» WHAT YOU SHOULD DO: Search the listing below for the word "individuelní" and copy each line that holds it.

» SUPPLIED ENTRIES:
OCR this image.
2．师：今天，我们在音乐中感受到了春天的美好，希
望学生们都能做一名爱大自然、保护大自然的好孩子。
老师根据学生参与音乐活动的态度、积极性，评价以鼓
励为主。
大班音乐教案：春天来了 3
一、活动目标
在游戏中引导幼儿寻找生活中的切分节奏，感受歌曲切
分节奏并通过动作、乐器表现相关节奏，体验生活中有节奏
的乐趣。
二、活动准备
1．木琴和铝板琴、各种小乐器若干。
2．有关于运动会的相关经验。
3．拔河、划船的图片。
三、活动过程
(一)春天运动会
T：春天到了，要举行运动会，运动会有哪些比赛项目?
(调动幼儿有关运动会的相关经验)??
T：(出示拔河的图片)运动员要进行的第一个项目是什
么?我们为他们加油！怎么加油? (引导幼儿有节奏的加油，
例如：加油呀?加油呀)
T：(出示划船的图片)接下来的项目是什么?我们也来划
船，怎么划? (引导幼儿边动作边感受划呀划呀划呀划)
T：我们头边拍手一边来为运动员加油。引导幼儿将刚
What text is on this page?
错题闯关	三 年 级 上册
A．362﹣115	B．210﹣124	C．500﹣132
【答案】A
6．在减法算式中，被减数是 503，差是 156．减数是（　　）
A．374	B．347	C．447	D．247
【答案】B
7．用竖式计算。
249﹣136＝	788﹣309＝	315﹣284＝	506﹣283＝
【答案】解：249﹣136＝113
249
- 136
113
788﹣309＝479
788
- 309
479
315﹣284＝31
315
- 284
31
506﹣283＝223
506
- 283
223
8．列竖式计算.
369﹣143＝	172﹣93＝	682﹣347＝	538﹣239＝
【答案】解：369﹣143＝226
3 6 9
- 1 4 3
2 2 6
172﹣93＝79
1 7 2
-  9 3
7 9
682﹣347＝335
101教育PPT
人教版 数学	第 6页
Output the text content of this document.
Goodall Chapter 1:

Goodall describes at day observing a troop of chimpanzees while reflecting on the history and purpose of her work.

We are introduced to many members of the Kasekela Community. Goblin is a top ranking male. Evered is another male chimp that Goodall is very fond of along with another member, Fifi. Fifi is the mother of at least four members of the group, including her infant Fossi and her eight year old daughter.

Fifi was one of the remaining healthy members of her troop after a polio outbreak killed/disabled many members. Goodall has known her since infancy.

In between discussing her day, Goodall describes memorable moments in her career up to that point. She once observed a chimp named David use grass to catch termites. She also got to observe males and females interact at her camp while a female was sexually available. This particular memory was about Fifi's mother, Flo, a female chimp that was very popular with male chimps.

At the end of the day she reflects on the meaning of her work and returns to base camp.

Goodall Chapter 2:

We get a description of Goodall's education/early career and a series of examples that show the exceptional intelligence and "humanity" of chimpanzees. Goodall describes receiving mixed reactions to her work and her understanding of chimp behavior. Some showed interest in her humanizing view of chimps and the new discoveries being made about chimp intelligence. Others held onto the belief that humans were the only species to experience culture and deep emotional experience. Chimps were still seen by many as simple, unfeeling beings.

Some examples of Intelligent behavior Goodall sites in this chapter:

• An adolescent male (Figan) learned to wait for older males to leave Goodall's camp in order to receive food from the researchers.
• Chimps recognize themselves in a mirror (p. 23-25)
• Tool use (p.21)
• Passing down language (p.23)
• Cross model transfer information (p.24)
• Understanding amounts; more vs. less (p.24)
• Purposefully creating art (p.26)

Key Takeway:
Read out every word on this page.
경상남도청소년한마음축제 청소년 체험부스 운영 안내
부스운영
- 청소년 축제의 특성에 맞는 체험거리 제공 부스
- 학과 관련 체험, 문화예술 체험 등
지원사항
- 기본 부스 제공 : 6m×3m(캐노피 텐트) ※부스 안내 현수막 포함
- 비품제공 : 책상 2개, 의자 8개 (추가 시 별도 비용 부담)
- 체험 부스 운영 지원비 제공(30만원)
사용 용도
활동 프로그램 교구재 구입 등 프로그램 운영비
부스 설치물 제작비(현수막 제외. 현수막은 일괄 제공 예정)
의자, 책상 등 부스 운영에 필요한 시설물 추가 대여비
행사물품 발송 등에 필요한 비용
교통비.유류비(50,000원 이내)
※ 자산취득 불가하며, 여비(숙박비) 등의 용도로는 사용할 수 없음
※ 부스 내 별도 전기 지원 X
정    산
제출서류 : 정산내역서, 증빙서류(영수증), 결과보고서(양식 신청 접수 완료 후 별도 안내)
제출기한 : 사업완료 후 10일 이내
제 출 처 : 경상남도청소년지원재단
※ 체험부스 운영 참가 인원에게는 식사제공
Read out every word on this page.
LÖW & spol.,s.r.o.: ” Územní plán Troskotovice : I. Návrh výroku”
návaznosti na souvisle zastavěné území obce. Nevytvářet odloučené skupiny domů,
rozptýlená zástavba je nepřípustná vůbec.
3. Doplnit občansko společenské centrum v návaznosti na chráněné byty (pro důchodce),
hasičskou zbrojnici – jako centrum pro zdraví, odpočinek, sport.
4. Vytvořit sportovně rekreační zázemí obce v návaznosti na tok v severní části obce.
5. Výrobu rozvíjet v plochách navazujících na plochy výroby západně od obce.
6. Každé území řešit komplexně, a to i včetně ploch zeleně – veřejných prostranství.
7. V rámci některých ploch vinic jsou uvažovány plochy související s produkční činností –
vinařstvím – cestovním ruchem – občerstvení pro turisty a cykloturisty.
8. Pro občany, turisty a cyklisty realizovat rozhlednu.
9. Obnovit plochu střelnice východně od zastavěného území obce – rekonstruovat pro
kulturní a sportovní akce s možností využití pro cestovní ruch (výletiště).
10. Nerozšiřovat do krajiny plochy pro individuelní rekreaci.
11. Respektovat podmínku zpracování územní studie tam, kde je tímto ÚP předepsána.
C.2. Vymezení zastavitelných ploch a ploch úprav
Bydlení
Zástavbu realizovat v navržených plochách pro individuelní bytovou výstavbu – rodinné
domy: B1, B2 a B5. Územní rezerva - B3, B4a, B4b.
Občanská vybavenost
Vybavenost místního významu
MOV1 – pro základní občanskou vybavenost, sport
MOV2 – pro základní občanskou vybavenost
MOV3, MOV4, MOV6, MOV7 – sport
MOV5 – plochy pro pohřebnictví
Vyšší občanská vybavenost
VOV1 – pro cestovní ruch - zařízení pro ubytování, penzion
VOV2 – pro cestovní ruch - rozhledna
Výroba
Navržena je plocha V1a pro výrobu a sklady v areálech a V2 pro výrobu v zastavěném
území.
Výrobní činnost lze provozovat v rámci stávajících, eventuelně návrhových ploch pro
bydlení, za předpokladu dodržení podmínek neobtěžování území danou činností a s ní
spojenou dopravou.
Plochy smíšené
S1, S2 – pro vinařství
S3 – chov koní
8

» OUTPUT BELOW:
10. Nerozšiřovat do krajiny plochy pro individuelní rekreaci.
Zástavbu realizovat v navržených plochách pro individuelní bytovou výstavbu – rodinné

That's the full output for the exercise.